-- Work to do --
Extract every line of the records below word for word, and leave the pictures out of your answer.

== Data for processing ==

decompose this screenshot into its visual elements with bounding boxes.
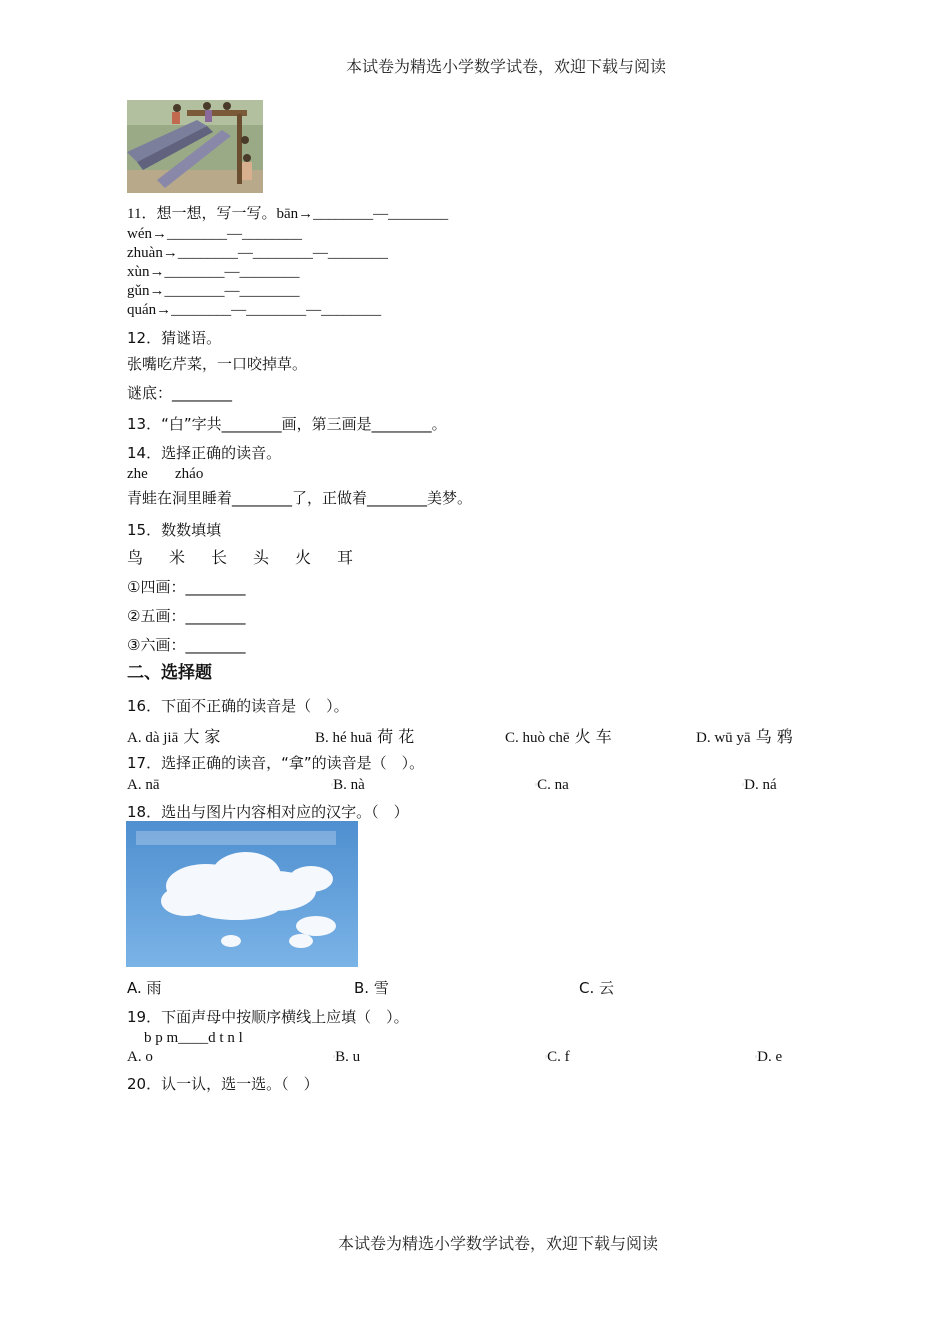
- page-header: 本试卷为精选小学数学试卷，欢迎下载与阅读: [346, 57, 667, 76]
- q16-option-b-pinyin: B. hé huā: [315, 730, 373, 746]
- q14-sentence: 青蛙在洞里睡着________了，正做着________美梦。: [127, 489, 473, 507]
- playground-slide-image: [127, 100, 263, 193]
- q12-title: 12．猜谜语。: [127, 329, 222, 347]
- q19-option-d[interactable]: [755, 1049, 782, 1066]
- q14-title: 14．选择正确的读音。: [127, 444, 282, 462]
- q15-char-3: 长: [211, 548, 228, 567]
- cloud-sky-image: [126, 821, 358, 967]
- q17-option-d[interactable]: [742, 777, 777, 794]
- q20-title: 20．认一认，选一选。（ ）: [127, 1075, 319, 1093]
- q11-line-xun: xùn→________—________: [127, 264, 300, 280]
- q11-line-quan: quán→________—________—________: [127, 302, 382, 318]
- q19-title: 19．下面声母中按顺序横线上应填（ ）。: [127, 1008, 409, 1026]
- cloud-icon: [126, 821, 358, 967]
- q19-option-d-label: D. e: [757, 1049, 783, 1065]
- q17-option-a[interactable]: A. nā: [127, 777, 160, 793]
- q13-text: 13．“白”字共________画，第三画是________。: [127, 415, 447, 433]
- q15-blank-six: ③六画：________: [127, 636, 246, 654]
- radio-dot-icon: ▫: [333, 1054, 336, 1061]
- q14-pinyin-2: zháo: [175, 466, 204, 482]
- q18-option-b[interactable]: B. 雪: [354, 979, 389, 997]
- q19-option-a[interactable]: A. o: [127, 1049, 153, 1065]
- q18-option-a[interactable]: A. 雨: [127, 979, 162, 997]
- q17-title: 17．选择正确的读音，“拿”的读音是（ ）。: [127, 754, 425, 772]
- q17-option-c[interactable]: [535, 777, 569, 794]
- radio-dot-icon: ▫: [331, 782, 334, 789]
- radio-dot-icon: ▫: [535, 782, 538, 789]
- q15-char-2: 米: [169, 548, 186, 567]
- q16-option-a-pinyin: A. dà jiā: [127, 730, 179, 746]
- q12-riddle: 张嘴吃芹菜，一口咬掉草。: [127, 355, 308, 373]
- q16-option-b[interactable]: [315, 724, 414, 747]
- radio-dot-icon: ▫: [755, 1054, 758, 1061]
- q18-option-c[interactable]: C. 云: [579, 979, 615, 997]
- q16-option-c-hanzi: 火 车: [574, 727, 612, 746]
- q15-title: 15．数数填填: [127, 521, 222, 539]
- playground-slide-icon: [127, 100, 263, 193]
- q16-option-b-hanzi: 荷 花: [377, 727, 415, 746]
- page-footer: 本试卷为精选小学数学试卷，欢迎下载与阅读: [338, 1234, 659, 1253]
- q18-title: 18．选出与图片内容相对应的汉字。（ ）: [127, 803, 409, 821]
- section-heading-choice: 二、选择题: [127, 663, 212, 683]
- q19-sequence: b p m____d t n l: [144, 1030, 243, 1046]
- q17-option-c-label: C. na: [537, 777, 569, 793]
- q16-option-a[interactable]: [127, 724, 220, 747]
- radio-dot-icon: ▫: [742, 782, 745, 789]
- q19-option-b-label: B. u: [335, 1049, 361, 1065]
- q16-option-d[interactable]: [696, 724, 793, 747]
- q15-char-5: 火: [295, 548, 312, 567]
- q11-line-wen: wén→________—________: [127, 226, 302, 242]
- q16-option-c[interactable]: [505, 724, 612, 747]
- q17-option-b[interactable]: [331, 777, 365, 794]
- q19-option-b[interactable]: [333, 1049, 360, 1066]
- q15-blank-five: ②五画：________: [127, 607, 246, 625]
- q15-char-4: 头: [253, 548, 270, 567]
- radio-dot-icon: ▫: [545, 1054, 548, 1061]
- q16-option-d-hanzi: 乌 鸦: [755, 727, 793, 746]
- q14-pinyin-1: zhe: [127, 466, 148, 482]
- q16-title: 16．下面不正确的读音是（ ）。: [127, 697, 349, 715]
- q15-char-1: 鸟: [127, 548, 144, 567]
- q19-option-c-label: C. f: [547, 1049, 570, 1065]
- q11-title: 11．想一想，写一写。bān→________—________: [127, 206, 449, 222]
- q16-option-a-hanzi: 大 家: [183, 727, 221, 746]
- q19-option-c[interactable]: [545, 1049, 570, 1066]
- q15-blank-four: ①四画：________: [127, 578, 246, 596]
- q16-option-c-pinyin: C. huò chē: [505, 730, 570, 746]
- q17-option-d-label: D. ná: [744, 777, 777, 793]
- q16-option-d-pinyin: D. wū yā: [696, 730, 751, 746]
- q11-line-zhuan: zhuàn→________—________—________: [127, 245, 388, 261]
- q15-char-6: 耳: [337, 548, 354, 567]
- q12-answer: 谜底：________: [127, 384, 233, 402]
- q17-option-b-label: B. nà: [333, 777, 365, 793]
- q11-line-gun: gǔn→________—________: [127, 283, 300, 299]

===

-- Solved exercise --
decompose this screenshot into its visual elements with bounding boxes.
- page-header: 本试卷为精选小学数学试卷，欢迎下载与阅读: [346, 57, 667, 76]
- q16-option-b-pinyin: B. hé huā: [315, 730, 373, 746]
- q14-sentence: 青蛙在洞里睡着________了，正做着________美梦。: [127, 489, 473, 507]
- playground-slide-image: [127, 100, 263, 193]
- q12-title: 12．猜谜语。: [127, 329, 222, 347]
- q19-option-d[interactable]: [755, 1049, 782, 1066]
- q14-title: 14．选择正确的读音。: [127, 444, 282, 462]
- q15-char-3: 长: [211, 548, 228, 567]
- cloud-sky-image: [126, 821, 358, 967]
- q17-option-d[interactable]: [742, 777, 777, 794]
- q20-title: 20．认一认，选一选。（ ）: [127, 1075, 319, 1093]
- q11-line-xun: xùn→________—________: [127, 264, 300, 280]
- q11-line-quan: quán→________—________—________: [127, 302, 382, 318]
- q19-title: 19．下面声母中按顺序横线上应填（ ）。: [127, 1008, 409, 1026]
- cloud-icon: [126, 821, 358, 967]
- q19-option-d-label: D. e: [757, 1049, 783, 1065]
- q17-option-a[interactable]: A. nā: [127, 777, 160, 793]
- q13-text: 13．“白”字共________画，第三画是________。: [127, 415, 447, 433]
- q15-blank-six: ③六画：________: [127, 636, 246, 654]
- radio-dot-icon: ▫: [333, 1054, 336, 1061]
- q14-pinyin-2: zháo: [175, 466, 204, 482]
- q18-option-b[interactable]: B. 雪: [354, 979, 389, 997]
- q19-option-a[interactable]: A. o: [127, 1049, 153, 1065]
- q18-option-a[interactable]: A. 雨: [127, 979, 162, 997]
- q17-title: 17．选择正确的读音，“拿”的读音是（ ）。: [127, 754, 425, 772]
- q17-option-c[interactable]: [535, 777, 569, 794]
- radio-dot-icon: ▫: [331, 782, 334, 789]
- radio-dot-icon: ▫: [535, 782, 538, 789]
- q15-char-2: 米: [169, 548, 186, 567]
- q16-option-a-pinyin: A. dà jiā: [127, 730, 179, 746]
- q12-riddle: 张嘴吃芹菜，一口咬掉草。: [127, 355, 308, 373]
- q16-option-b[interactable]: [315, 724, 414, 747]
- radio-dot-icon: ▫: [755, 1054, 758, 1061]
- q18-option-c[interactable]: C. 云: [579, 979, 615, 997]
- q16-option-c-hanzi: 火 车: [574, 727, 612, 746]
- q15-title: 15．数数填填: [127, 521, 222, 539]
- playground-slide-icon: [127, 100, 263, 193]
- q16-option-b-hanzi: 荷 花: [377, 727, 415, 746]
- page-footer: 本试卷为精选小学数学试卷，欢迎下载与阅读: [338, 1234, 659, 1253]
- q18-title: 18．选出与图片内容相对应的汉字。（ ）: [127, 803, 409, 821]
- section-heading-choice: 二、选择题: [127, 663, 212, 683]
- q19-sequence: b p m____d t n l: [144, 1030, 243, 1046]
- q17-option-c-label: C. na: [537, 777, 569, 793]
- q16-option-a[interactable]: [127, 724, 220, 747]
- radio-dot-icon: ▫: [742, 782, 745, 789]
- q19-option-b-label: B. u: [335, 1049, 361, 1065]
- q16-option-d[interactable]: [696, 724, 793, 747]
- q15-char-5: 火: [295, 548, 312, 567]
- q11-line-wen: wén→________—________: [127, 226, 302, 242]
- q16-option-c[interactable]: [505, 724, 612, 747]
- q17-option-b[interactable]: [331, 777, 365, 794]
- q19-option-b[interactable]: [333, 1049, 360, 1066]
- q15-blank-five: ②五画：________: [127, 607, 246, 625]
- q15-char-4: 头: [253, 548, 270, 567]
- radio-dot-icon: ▫: [545, 1054, 548, 1061]
- q16-option-d-hanzi: 乌 鸦: [755, 727, 793, 746]
- q14-pinyin-1: zhe: [127, 466, 148, 482]
- q16-title: 16．下面不正确的读音是（ ）。: [127, 697, 349, 715]
- q15-char-1: 鸟: [127, 548, 144, 567]
- q19-option-c-label: C. f: [547, 1049, 570, 1065]
- q11-title: 11．想一想，写一写。bān→________—________: [127, 206, 449, 222]
- q16-option-a-hanzi: 大 家: [183, 727, 221, 746]
- q19-option-c[interactable]: [545, 1049, 570, 1066]
- q15-blank-four: ①四画：________: [127, 578, 246, 596]
- q16-option-c-pinyin: C. huò chē: [505, 730, 570, 746]
- q17-option-d-label: D. ná: [744, 777, 777, 793]
- q16-option-d-pinyin: D. wū yā: [696, 730, 751, 746]
- q11-line-zhuan: zhuàn→________—________—________: [127, 245, 388, 261]
- q15-char-6: 耳: [337, 548, 354, 567]
- q12-answer: 谜底：________: [127, 384, 233, 402]
- q17-option-b-label: B. nà: [333, 777, 365, 793]
- q11-line-gun: gǔn→________—________: [127, 283, 300, 299]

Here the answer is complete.